◆ Given request: Rewrite the lines between the line containing "ruby-top-unit-leader-line xyxy=(119,110,120,132)" and the line containing "ruby-unit-top xyxy=(468,127,502,219)", inclusive, replacing "leader-line" with "pointer-line" and leaving everything else unchanged.

◆ Data for processing:
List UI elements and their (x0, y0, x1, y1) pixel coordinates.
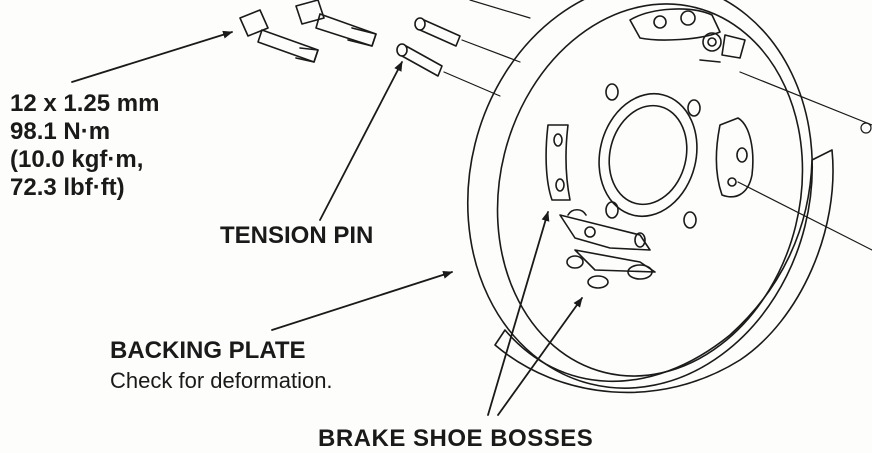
tension-pin-lower (396, 43, 443, 77)
center-hub (598, 92, 698, 218)
alignment-lines (443, 0, 872, 251)
tension-pin-label: TENSION PIN (220, 222, 374, 249)
torque-spec-line-3: (10.0 kgf·m, (10, 146, 144, 173)
tension-pin-leader-arrow (319, 61, 403, 221)
splash-shield (494, 149, 834, 394)
bolt-2 (295, 0, 377, 47)
left-slot (545, 124, 571, 201)
boss-leader-arrow-1 (487, 211, 550, 416)
torque-spec-line-4: 72.3 lbf·ft) (10, 174, 125, 201)
spec-leader-arrow (71, 30, 233, 83)
tension-pin-upper (414, 17, 461, 47)
bottom-mechanism (559, 208, 656, 289)
backing-plate-diagram (71, 0, 872, 416)
backing-plate-note: Check for deformation. (110, 368, 333, 393)
bolt-holes (605, 83, 701, 248)
torque-spec-label: 12 x 1.25 mm 98.1 N·m (10.0 kgf·m, 72.3 … (10, 90, 159, 202)
boss-leader-arrow-2 (497, 297, 583, 416)
top-mechanism (629, 8, 746, 63)
brake-shoe-bosses-label: BRAKE SHOE BOSSES (318, 425, 594, 452)
backing-plate-title: BACKING PLATE (110, 337, 306, 364)
backing-plate-outline (466, 0, 814, 389)
bolt-1 (239, 9, 319, 63)
backing-plate-leader-arrow (271, 270, 453, 331)
right-slot (715, 117, 754, 198)
torque-spec-line-2: 98.1 N·m (10, 118, 111, 145)
torque-spec-line-1: 12 x 1.25 mm (10, 90, 160, 117)
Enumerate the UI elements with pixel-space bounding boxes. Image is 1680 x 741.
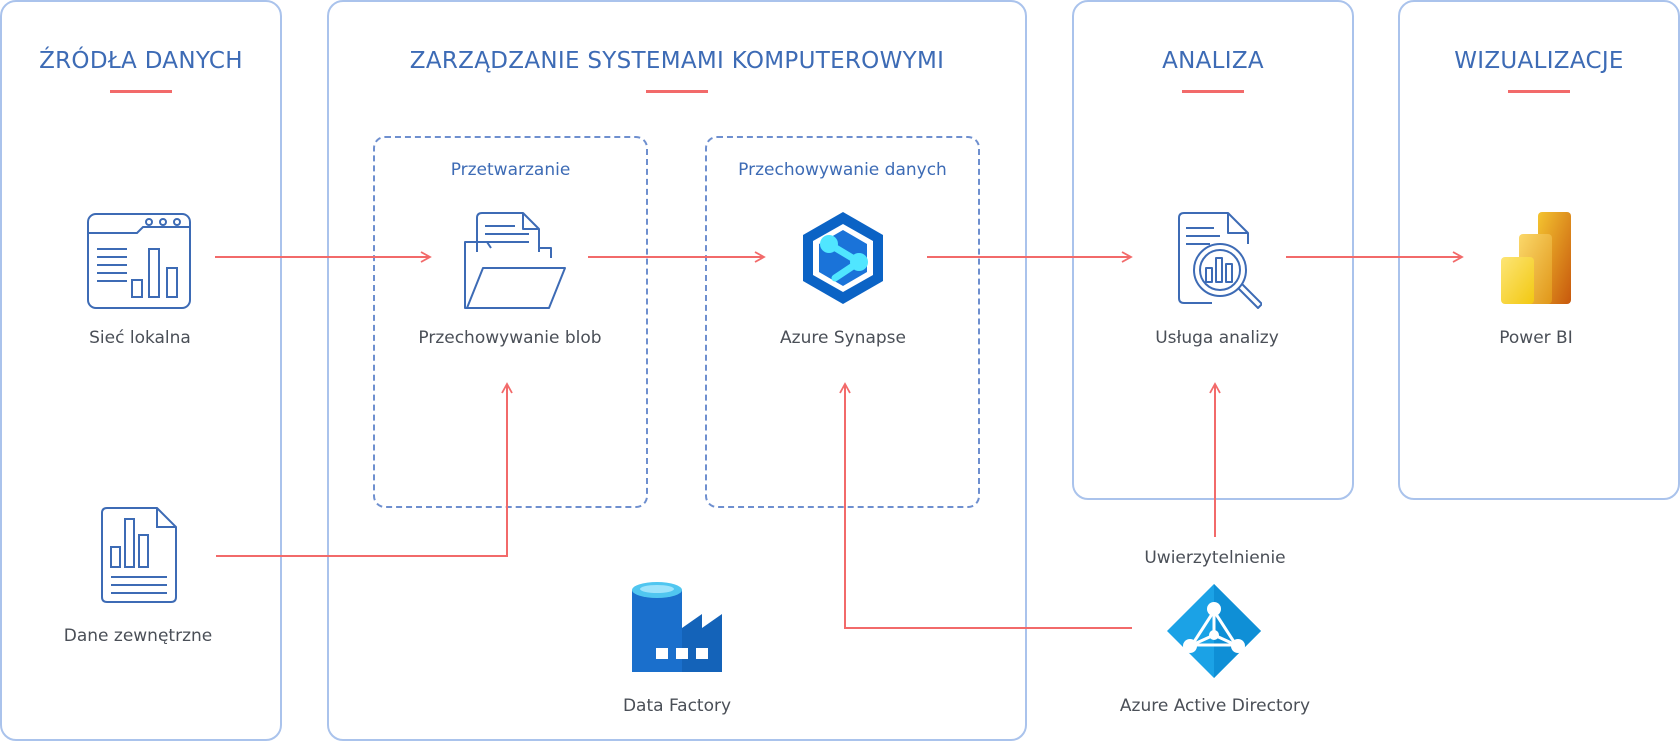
browser-chart-icon <box>87 213 191 309</box>
node-label-power-bi: Power BI <box>1499 328 1573 348</box>
edge-label-authentication: Uwierzytelnienie <box>1144 548 1286 568</box>
azure-synapse-icon <box>803 212 883 304</box>
node-label-local-network: Sieć lokalna <box>89 328 191 348</box>
group-title-processing: Przetwarzanie <box>450 160 571 180</box>
column-analysis: ANALIZA <box>1072 0 1354 500</box>
column-title-visualization: WIZUALIZACJE <box>1454 48 1624 74</box>
column-title-analysis: ANALIZA <box>1162 48 1264 74</box>
arrow-external-to-blob <box>216 382 513 557</box>
column-management: ZARZĄDZANIE SYSTEMAMI KOMPUTEROWYMI <box>327 0 1027 741</box>
group-storage: Przechowywanie danych <box>705 136 980 508</box>
group-title-storage: Przechowywanie danych <box>738 160 947 180</box>
document-chart-icon <box>101 507 177 603</box>
node-label-analysis-service: Usługa analizy <box>1155 328 1279 348</box>
column-title-management: ZARZĄDZANIE SYSTEMAMI KOMPUTEROWYMI <box>409 48 945 74</box>
node-label-blob-storage: Przechowywanie blob <box>418 328 602 348</box>
node-label-aad: Azure Active Directory <box>1119 696 1311 716</box>
title-underline <box>110 90 172 93</box>
power-bi-icon <box>1501 212 1571 304</box>
title-underline <box>1182 90 1244 93</box>
node-label-external-data: Dane zewnętrzne <box>63 626 213 646</box>
column-title-sources: ŹRÓDŁA DANYCH <box>39 48 243 74</box>
data-factory-icon <box>632 582 722 672</box>
arrow-aad-to-synapse <box>839 382 1132 629</box>
folder-documents-icon <box>464 212 566 309</box>
node-label-synapse: Azure Synapse <box>780 328 906 348</box>
title-underline <box>646 90 708 93</box>
azure-ad-icon <box>1167 584 1261 678</box>
title-underline <box>1508 90 1570 93</box>
analysis-report-icon <box>1178 212 1262 309</box>
group-processing: Przetwarzanie <box>373 136 648 508</box>
node-label-data-factory: Data Factory <box>622 696 732 716</box>
column-data-sources: ŹRÓDŁA DANYCH <box>0 0 282 741</box>
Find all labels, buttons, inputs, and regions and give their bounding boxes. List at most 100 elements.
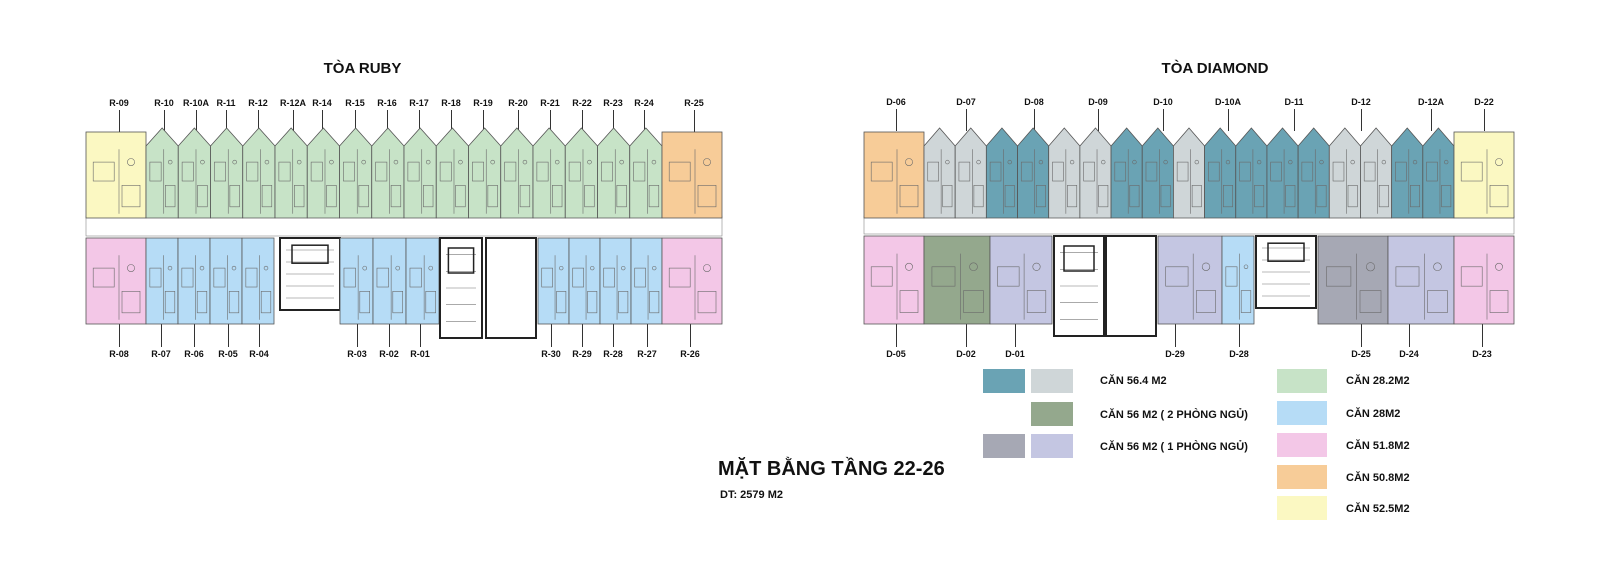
ruby-top-unit-leader-line xyxy=(119,110,120,132)
diamond-unit-d28 xyxy=(1221,235,1255,325)
diamond-unit-top-bed xyxy=(1332,161,1345,182)
diamond-unit-top-bed xyxy=(1301,161,1314,182)
ruby-bottom-unit-leader-line xyxy=(161,314,162,347)
ruby-unit-top-bath xyxy=(487,185,498,208)
ruby-unit-top-bed xyxy=(181,161,194,182)
ruby-unit-top-bed xyxy=(504,161,517,182)
ruby-top-unit-label: R-21 xyxy=(540,98,560,108)
diamond-bottom-unit-leader-line xyxy=(966,314,967,347)
ruby-unit-top xyxy=(468,127,502,219)
ruby-unit-top-bed xyxy=(472,161,484,182)
ruby-bottom-unit-label: R-04 xyxy=(249,349,269,359)
ruby-unit-bottom-east xyxy=(630,237,663,325)
ruby-unit-top-fixture xyxy=(619,159,624,165)
legend-label-51-8: CĂN 51.8M2 xyxy=(1346,440,1410,452)
ruby-unit-bottom-middle-fixture xyxy=(428,265,434,271)
diamond-unit-top-fixture xyxy=(976,159,981,165)
diamond-unit-top-fixture xyxy=(945,159,950,165)
ruby-unit-top-bed xyxy=(601,161,613,182)
ruby-unit-bottom-west xyxy=(241,237,275,325)
ruby-unit-top-bed xyxy=(439,161,452,182)
legend-swatch-51-8 xyxy=(1277,433,1327,457)
ruby-unit-top-bed xyxy=(246,161,259,182)
ruby-top-unit-label: R-18 xyxy=(441,98,461,108)
ruby-unit-top-bath xyxy=(358,185,369,208)
diamond-unit-d22-bed xyxy=(1460,161,1483,182)
legend-swatch-56-1br-b xyxy=(1031,434,1073,458)
ruby-top-unit-leader-line xyxy=(451,110,452,132)
ruby-unit-bottom-east xyxy=(599,237,632,325)
ruby-top-unit-leader-line xyxy=(644,110,645,132)
ruby-unit-bottom-middle-bed xyxy=(376,267,389,288)
diamond-unit-d05 xyxy=(863,235,925,325)
ruby-unit-top-fixture xyxy=(587,159,592,165)
ruby-unit-bottom-west-fixture xyxy=(199,265,205,271)
ruby-top-unit-leader-line xyxy=(322,110,323,132)
diamond-unit-d02-fixture xyxy=(969,262,978,272)
ruby-bottom-unit-leader-line xyxy=(551,314,552,347)
ruby-unit-top-bath xyxy=(197,185,208,208)
ruby-unit-bottom-middle xyxy=(372,237,407,325)
diamond-top-unit-label: D-12 xyxy=(1351,97,1371,107)
diamond-unit-top-bath xyxy=(1160,185,1171,208)
legend-label-56-2br: CĂN 56 M2 ( 2 PHÒNG NGỦ) xyxy=(1100,409,1248,421)
ruby-top-unit-leader-line xyxy=(355,110,356,132)
diamond-unit-top-bath xyxy=(1004,185,1015,208)
diamond-unit-d23-fixture xyxy=(1495,262,1503,271)
legend-swatch-56-1br-a xyxy=(983,434,1025,458)
ruby-unit-bottom-east xyxy=(568,237,601,325)
diamond-top-unit-label: D-09 xyxy=(1088,97,1108,107)
ruby-unit-top xyxy=(306,127,340,219)
ruby-unit-bottom-east-bath xyxy=(587,291,598,314)
diamond-unit-top-fixture xyxy=(1225,159,1231,165)
diamond-bottom-unit-leader-line xyxy=(1239,314,1240,347)
ruby-unit-top-fixture xyxy=(522,159,528,165)
diamond-unit-d01-fixture xyxy=(1032,262,1041,271)
ruby-bottom-unit-leader-line xyxy=(690,314,691,347)
ruby-unit-bottom-middle-bath xyxy=(359,291,370,314)
diamond-unit-d28-bed xyxy=(1225,266,1238,287)
ruby-unit-r09-fixture xyxy=(127,158,135,166)
ruby-corridor xyxy=(85,215,723,237)
ruby-unit-top-bath xyxy=(519,185,531,208)
ruby-unit-top xyxy=(500,127,534,219)
diamond-bottom-unit-label: D-24 xyxy=(1399,349,1419,359)
diamond-unit-d23 xyxy=(1453,235,1515,325)
ruby-unit-top-bed xyxy=(214,161,226,182)
diamond-unit-d23-bed xyxy=(1460,266,1483,287)
diamond-unit-top-bath xyxy=(1129,185,1140,208)
diamond-unit-top-bed xyxy=(1176,161,1189,182)
diamond-bottom-unit-label: D-25 xyxy=(1351,349,1371,359)
ruby-unit-bottom-west-fixture xyxy=(167,265,173,271)
ruby-top-unit-leader-line xyxy=(694,110,695,132)
diamond-unit-top-bath xyxy=(1410,185,1421,208)
diamond-unit-top-bed xyxy=(1363,161,1376,182)
diamond-unit-top-bed xyxy=(927,161,939,182)
diamond-unit-d22 xyxy=(1453,131,1515,219)
ruby-unit-top-fixture xyxy=(554,159,560,165)
ruby-bottom-unit-label: R-07 xyxy=(151,349,171,359)
diamond-unit-d28-bath xyxy=(1240,290,1252,313)
ruby-unit-bottom-west-bed xyxy=(245,267,258,288)
ruby-unit-r09-bed xyxy=(92,161,115,182)
ruby-unit-top-bed xyxy=(568,161,581,182)
diamond-unit-top xyxy=(1141,127,1174,219)
diamond-bottom-unit-leader-line xyxy=(1361,314,1362,347)
ruby-unit-bottom-west-bed xyxy=(149,267,162,288)
ruby-bottom-unit-label: R-27 xyxy=(637,349,657,359)
ruby-top-unit-leader-line xyxy=(226,110,227,132)
diamond-unit-top-fixture xyxy=(1256,159,1262,165)
diamond-unit-top xyxy=(1391,127,1424,219)
ruby-top-unit-label: R-10 xyxy=(154,98,174,108)
ruby-unit-bottom-middle-bath xyxy=(425,291,436,314)
ruby-unit-r25-fixture xyxy=(703,158,711,166)
legend-label-28: CĂN 28M2 xyxy=(1346,408,1401,420)
ruby-unit-bottom-east xyxy=(537,237,570,325)
ruby-top-unit-leader-line xyxy=(419,110,420,132)
ruby-unit-bottom-east-bath xyxy=(618,291,629,314)
ruby-unit-bottom-west-bath xyxy=(164,291,176,314)
diamond-unit-top-fixture xyxy=(1132,159,1137,165)
diamond-bottom-unit-label: D-23 xyxy=(1472,349,1492,359)
diamond-unit-d29-bed xyxy=(1165,266,1189,287)
diamond-unit-top-bed xyxy=(1395,161,1407,182)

◆ The reply:
ruby-top-unit-pointer-line xyxy=(119,110,120,132)
diamond-unit-d28 xyxy=(1221,235,1255,325)
diamond-unit-top-bed xyxy=(1332,161,1345,182)
diamond-unit-top-bed xyxy=(1301,161,1314,182)
ruby-bottom-unit-pointer-line xyxy=(161,314,162,347)
ruby-unit-top-bath xyxy=(487,185,498,208)
ruby-unit-top-bed xyxy=(181,161,194,182)
ruby-unit-top-bed xyxy=(504,161,517,182)
ruby-top-unit-label: R-21 xyxy=(540,98,560,108)
diamond-bottom-unit-pointer-line xyxy=(966,314,967,347)
ruby-unit-top xyxy=(468,127,502,219)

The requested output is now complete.